# RECORDS TO PROCESS:
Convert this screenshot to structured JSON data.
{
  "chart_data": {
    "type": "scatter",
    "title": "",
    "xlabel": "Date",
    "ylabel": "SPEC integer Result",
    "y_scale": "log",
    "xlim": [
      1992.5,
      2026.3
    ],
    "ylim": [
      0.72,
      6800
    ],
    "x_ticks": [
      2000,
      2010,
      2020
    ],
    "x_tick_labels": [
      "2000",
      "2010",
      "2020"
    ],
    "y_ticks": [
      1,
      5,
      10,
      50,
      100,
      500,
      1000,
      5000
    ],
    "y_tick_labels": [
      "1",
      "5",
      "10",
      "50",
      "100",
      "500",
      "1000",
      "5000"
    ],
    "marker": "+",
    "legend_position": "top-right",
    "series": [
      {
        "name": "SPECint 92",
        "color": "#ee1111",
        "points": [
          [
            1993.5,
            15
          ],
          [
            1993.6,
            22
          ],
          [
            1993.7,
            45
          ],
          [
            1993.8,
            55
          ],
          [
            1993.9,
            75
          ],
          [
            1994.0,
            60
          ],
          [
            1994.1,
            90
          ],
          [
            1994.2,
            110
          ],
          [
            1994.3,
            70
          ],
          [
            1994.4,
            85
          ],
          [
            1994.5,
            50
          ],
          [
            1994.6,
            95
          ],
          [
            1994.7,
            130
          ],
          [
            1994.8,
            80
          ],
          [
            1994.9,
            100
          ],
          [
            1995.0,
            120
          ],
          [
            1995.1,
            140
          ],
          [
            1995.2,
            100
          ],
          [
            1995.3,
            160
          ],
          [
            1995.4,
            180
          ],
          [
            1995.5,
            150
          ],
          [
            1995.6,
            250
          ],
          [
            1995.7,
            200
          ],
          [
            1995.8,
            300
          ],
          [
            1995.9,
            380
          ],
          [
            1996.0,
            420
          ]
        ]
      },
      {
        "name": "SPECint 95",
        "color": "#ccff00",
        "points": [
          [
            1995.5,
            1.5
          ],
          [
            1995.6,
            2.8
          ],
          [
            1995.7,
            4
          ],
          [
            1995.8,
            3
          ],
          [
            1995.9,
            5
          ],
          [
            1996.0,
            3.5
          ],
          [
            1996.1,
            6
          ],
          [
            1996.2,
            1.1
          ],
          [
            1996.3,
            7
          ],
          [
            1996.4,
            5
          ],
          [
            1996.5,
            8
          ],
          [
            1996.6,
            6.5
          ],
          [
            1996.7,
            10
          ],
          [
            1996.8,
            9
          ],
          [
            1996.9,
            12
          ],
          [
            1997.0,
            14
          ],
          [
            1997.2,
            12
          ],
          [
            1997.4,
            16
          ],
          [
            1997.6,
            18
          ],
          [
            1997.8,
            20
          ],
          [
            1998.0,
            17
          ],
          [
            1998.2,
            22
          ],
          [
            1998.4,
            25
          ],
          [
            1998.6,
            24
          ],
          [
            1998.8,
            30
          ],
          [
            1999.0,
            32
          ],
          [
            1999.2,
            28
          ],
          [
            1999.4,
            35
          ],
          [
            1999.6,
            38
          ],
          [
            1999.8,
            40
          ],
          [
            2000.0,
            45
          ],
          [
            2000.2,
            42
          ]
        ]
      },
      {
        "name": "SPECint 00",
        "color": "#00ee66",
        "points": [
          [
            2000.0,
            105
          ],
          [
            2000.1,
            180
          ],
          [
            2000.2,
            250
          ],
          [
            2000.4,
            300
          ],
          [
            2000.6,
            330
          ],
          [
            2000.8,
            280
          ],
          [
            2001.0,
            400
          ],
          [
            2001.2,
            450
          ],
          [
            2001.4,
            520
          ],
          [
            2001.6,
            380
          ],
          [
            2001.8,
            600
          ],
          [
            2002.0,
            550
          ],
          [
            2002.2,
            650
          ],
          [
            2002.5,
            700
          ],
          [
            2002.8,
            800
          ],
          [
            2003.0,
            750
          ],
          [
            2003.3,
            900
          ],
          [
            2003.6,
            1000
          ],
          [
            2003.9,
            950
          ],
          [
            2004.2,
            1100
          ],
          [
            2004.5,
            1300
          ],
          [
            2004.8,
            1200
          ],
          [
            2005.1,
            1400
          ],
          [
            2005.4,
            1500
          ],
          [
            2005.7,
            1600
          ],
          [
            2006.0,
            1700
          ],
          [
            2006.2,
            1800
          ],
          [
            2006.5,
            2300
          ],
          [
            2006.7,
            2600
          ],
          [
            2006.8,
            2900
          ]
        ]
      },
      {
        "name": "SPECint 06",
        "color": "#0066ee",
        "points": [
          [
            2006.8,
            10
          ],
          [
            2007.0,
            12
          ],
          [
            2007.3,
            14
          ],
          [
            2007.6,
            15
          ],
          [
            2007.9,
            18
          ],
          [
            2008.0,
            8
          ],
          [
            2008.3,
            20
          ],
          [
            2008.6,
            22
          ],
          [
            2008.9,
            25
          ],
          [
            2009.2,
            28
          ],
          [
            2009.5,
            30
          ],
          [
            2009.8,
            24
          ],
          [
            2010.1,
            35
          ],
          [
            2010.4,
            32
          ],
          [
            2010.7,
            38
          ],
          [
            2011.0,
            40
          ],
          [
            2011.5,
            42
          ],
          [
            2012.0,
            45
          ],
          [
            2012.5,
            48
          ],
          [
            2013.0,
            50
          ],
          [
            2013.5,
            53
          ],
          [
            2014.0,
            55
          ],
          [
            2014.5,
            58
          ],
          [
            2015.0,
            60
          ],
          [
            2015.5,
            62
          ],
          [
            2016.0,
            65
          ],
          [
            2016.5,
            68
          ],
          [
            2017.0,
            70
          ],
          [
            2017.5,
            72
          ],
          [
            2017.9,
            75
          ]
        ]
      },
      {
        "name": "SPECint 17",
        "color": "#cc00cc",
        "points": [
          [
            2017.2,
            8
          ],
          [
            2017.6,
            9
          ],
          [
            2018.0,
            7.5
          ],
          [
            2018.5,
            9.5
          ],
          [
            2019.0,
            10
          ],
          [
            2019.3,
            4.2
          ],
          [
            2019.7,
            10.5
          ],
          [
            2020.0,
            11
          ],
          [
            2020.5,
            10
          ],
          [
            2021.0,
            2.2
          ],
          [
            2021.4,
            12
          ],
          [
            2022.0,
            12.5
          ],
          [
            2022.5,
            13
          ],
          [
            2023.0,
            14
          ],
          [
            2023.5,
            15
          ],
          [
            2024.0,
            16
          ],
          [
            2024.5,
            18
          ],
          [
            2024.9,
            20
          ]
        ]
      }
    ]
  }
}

# PROBLEM TO SOLVE:
Write out the full set of records exactly as given.

# COMPLETE ANSWER:
Convert this screenshot to structured JSON data.
{
  "chart_data": {
    "type": "scatter",
    "title": "",
    "xlabel": "Date",
    "ylabel": "SPEC integer Result",
    "y_scale": "log",
    "xlim": [
      1992.5,
      2026.3
    ],
    "ylim": [
      0.72,
      6800
    ],
    "x_ticks": [
      2000,
      2010,
      2020
    ],
    "x_tick_labels": [
      "2000",
      "2010",
      "2020"
    ],
    "y_ticks": [
      1,
      5,
      10,
      50,
      100,
      500,
      1000,
      5000
    ],
    "y_tick_labels": [
      "1",
      "5",
      "10",
      "50",
      "100",
      "500",
      "1000",
      "5000"
    ],
    "marker": "+",
    "legend_position": "top-right",
    "series": [
      {
        "name": "SPECint 92",
        "color": "#ee1111",
        "points": [
          [
            1993.5,
            15
          ],
          [
            1993.6,
            22
          ],
          [
            1993.7,
            45
          ],
          [
            1993.8,
            55
          ],
          [
            1993.9,
            75
          ],
          [
            1994.0,
            60
          ],
          [
            1994.1,
            90
          ],
          [
            1994.2,
            110
          ],
          [
            1994.3,
            70
          ],
          [
            1994.4,
            85
          ],
          [
            1994.5,
            50
          ],
          [
            1994.6,
            95
          ],
          [
            1994.7,
            130
          ],
          [
            1994.8,
            80
          ],
          [
            1994.9,
            100
          ],
          [
            1995.0,
            120
          ],
          [
            1995.1,
            140
          ],
          [
            1995.2,
            100
          ],
          [
            1995.3,
            160
          ],
          [
            1995.4,
            180
          ],
          [
            1995.5,
            150
          ],
          [
            1995.6,
            250
          ],
          [
            1995.7,
            200
          ],
          [
            1995.8,
            300
          ],
          [
            1995.9,
            380
          ],
          [
            1996.0,
            420
          ]
        ]
      },
      {
        "name": "SPECint 95",
        "color": "#ccff00",
        "points": [
          [
            1995.5,
            1.5
          ],
          [
            1995.6,
            2.8
          ],
          [
            1995.7,
            4
          ],
          [
            1995.8,
            3
          ],
          [
            1995.9,
            5
          ],
          [
            1996.0,
            3.5
          ],
          [
            1996.1,
            6
          ],
          [
            1996.2,
            1.1
          ],
          [
            1996.3,
            7
          ],
          [
            1996.4,
            5
          ],
          [
            1996.5,
            8
          ],
          [
            1996.6,
            6.5
          ],
          [
            1996.7,
            10
          ],
          [
            1996.8,
            9
          ],
          [
            1996.9,
            12
          ],
          [
            1997.0,
            14
          ],
          [
            1997.2,
            12
          ],
          [
            1997.4,
            16
          ],
          [
            1997.6,
            18
          ],
          [
            1997.8,
            20
          ],
          [
            1998.0,
            17
          ],
          [
            1998.2,
            22
          ],
          [
            1998.4,
            25
          ],
          [
            1998.6,
            24
          ],
          [
            1998.8,
            30
          ],
          [
            1999.0,
            32
          ],
          [
            1999.2,
            28
          ],
          [
            1999.4,
            35
          ],
          [
            1999.6,
            38
          ],
          [
            1999.8,
            40
          ],
          [
            2000.0,
            45
          ],
          [
            2000.2,
            42
          ]
        ]
      },
      {
        "name": "SPECint 00",
        "color": "#00ee66",
        "points": [
          [
            2000.0,
            105
          ],
          [
            2000.1,
            180
          ],
          [
            2000.2,
            250
          ],
          [
            2000.4,
            300
          ],
          [
            2000.6,
            330
          ],
          [
            2000.8,
            280
          ],
          [
            2001.0,
            400
          ],
          [
            2001.2,
            450
          ],
          [
            2001.4,
            520
          ],
          [
            2001.6,
            380
          ],
          [
            2001.8,
            600
          ],
          [
            2002.0,
            550
          ],
          [
            2002.2,
            650
          ],
          [
            2002.5,
            700
          ],
          [
            2002.8,
            800
          ],
          [
            2003.0,
            750
          ],
          [
            2003.3,
            900
          ],
          [
            2003.6,
            1000
          ],
          [
            2003.9,
            950
          ],
          [
            2004.2,
            1100
          ],
          [
            2004.5,
            1300
          ],
          [
            2004.8,
            1200
          ],
          [
            2005.1,
            1400
          ],
          [
            2005.4,
            1500
          ],
          [
            2005.7,
            1600
          ],
          [
            2006.0,
            1700
          ],
          [
            2006.2,
            1800
          ],
          [
            2006.5,
            2300
          ],
          [
            2006.7,
            2600
          ],
          [
            2006.8,
            2900
          ]
        ]
      },
      {
        "name": "SPECint 06",
        "color": "#0066ee",
        "points": [
          [
            2006.8,
            10
          ],
          [
            2007.0,
            12
          ],
          [
            2007.3,
            14
          ],
          [
            2007.6,
            15
          ],
          [
            2007.9,
            18
          ],
          [
            2008.0,
            8
          ],
          [
            2008.3,
            20
          ],
          [
            2008.6,
            22
          ],
          [
            2008.9,
            25
          ],
          [
            2009.2,
            28
          ],
          [
            2009.5,
            30
          ],
          [
            2009.8,
            24
          ],
          [
            2010.1,
            35
          ],
          [
            2010.4,
            32
          ],
          [
            2010.7,
            38
          ],
          [
            2011.0,
            40
          ],
          [
            2011.5,
            42
          ],
          [
            2012.0,
            45
          ],
          [
            2012.5,
            48
          ],
          [
            2013.0,
            50
          ],
          [
            2013.5,
            53
          ],
          [
            2014.0,
            55
          ],
          [
            2014.5,
            58
          ],
          [
            2015.0,
            60
          ],
          [
            2015.5,
            62
          ],
          [
            2016.0,
            65
          ],
          [
            2016.5,
            68
          ],
          [
            2017.0,
            70
          ],
          [
            2017.5,
            72
          ],
          [
            2017.9,
            75
          ]
        ]
      },
      {
        "name": "SPECint 17",
        "color": "#cc00cc",
        "points": [
          [
            2017.2,
            8
          ],
          [
            2017.6,
            9
          ],
          [
            2018.0,
            7.5
          ],
          [
            2018.5,
            9.5
          ],
          [
            2019.0,
            10
          ],
          [
            2019.3,
            4.2
          ],
          [
            2019.7,
            10.5
          ],
          [
            2020.0,
            11
          ],
          [
            2020.5,
            10
          ],
          [
            2021.0,
            2.2
          ],
          [
            2021.4,
            12
          ],
          [
            2022.0,
            12.5
          ],
          [
            2022.5,
            13
          ],
          [
            2023.0,
            14
          ],
          [
            2023.5,
            15
          ],
          [
            2024.0,
            16
          ],
          [
            2024.5,
            18
          ],
          [
            2024.9,
            20
          ]
        ]
      }
    ]
  }
}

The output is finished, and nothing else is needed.